▸ **Exercise aim**
Using the listing below, report all lines holding the word "Flávia".
____ Task data
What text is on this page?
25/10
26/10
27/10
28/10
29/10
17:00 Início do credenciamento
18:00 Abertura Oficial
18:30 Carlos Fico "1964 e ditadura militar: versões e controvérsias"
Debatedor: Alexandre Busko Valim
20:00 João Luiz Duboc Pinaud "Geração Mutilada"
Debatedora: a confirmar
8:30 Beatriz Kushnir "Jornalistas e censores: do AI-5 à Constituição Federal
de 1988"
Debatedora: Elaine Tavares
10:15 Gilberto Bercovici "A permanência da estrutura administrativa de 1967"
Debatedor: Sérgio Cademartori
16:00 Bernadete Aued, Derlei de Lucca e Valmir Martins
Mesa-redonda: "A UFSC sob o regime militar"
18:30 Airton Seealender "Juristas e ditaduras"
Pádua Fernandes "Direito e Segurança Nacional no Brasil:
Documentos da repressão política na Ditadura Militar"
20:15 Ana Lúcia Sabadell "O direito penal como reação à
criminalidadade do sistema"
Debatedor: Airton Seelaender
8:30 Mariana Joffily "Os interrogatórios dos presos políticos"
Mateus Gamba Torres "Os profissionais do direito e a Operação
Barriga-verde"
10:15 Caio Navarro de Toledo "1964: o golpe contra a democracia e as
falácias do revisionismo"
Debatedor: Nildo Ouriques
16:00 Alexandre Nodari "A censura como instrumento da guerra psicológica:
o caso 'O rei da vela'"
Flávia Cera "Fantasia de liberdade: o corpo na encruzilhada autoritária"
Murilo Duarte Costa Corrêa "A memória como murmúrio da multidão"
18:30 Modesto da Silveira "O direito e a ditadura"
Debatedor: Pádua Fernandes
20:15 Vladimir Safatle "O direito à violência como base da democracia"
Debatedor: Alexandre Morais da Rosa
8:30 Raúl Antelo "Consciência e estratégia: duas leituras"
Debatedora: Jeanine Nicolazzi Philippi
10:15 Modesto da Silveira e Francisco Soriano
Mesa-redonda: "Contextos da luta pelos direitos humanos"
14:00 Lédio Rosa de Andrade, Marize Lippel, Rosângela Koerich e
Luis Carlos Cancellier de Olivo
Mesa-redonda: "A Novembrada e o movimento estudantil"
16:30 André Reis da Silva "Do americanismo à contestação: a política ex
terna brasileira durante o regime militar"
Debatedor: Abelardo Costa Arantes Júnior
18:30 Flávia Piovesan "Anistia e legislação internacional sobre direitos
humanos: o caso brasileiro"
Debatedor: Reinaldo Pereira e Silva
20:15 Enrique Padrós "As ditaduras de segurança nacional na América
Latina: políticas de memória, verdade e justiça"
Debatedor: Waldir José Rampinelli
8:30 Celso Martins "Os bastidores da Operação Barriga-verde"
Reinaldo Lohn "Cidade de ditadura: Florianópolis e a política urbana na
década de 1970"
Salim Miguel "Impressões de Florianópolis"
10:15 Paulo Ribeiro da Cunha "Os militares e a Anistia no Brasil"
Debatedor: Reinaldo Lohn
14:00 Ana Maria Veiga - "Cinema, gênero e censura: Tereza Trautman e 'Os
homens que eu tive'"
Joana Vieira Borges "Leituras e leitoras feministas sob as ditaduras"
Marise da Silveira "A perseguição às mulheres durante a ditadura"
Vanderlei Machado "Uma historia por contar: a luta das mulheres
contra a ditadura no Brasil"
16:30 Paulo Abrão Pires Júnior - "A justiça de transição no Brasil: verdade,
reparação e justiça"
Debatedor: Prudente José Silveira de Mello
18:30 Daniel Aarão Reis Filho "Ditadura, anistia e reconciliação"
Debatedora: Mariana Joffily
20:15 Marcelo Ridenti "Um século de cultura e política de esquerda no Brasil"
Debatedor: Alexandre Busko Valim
________
▸ **Task solution**
Flávia Cera "Fantasia de liberdade: o corpo na encruzilhada autoritária"
18:30 Flávia Piovesan "Anistia e legislação internacional sobre direitos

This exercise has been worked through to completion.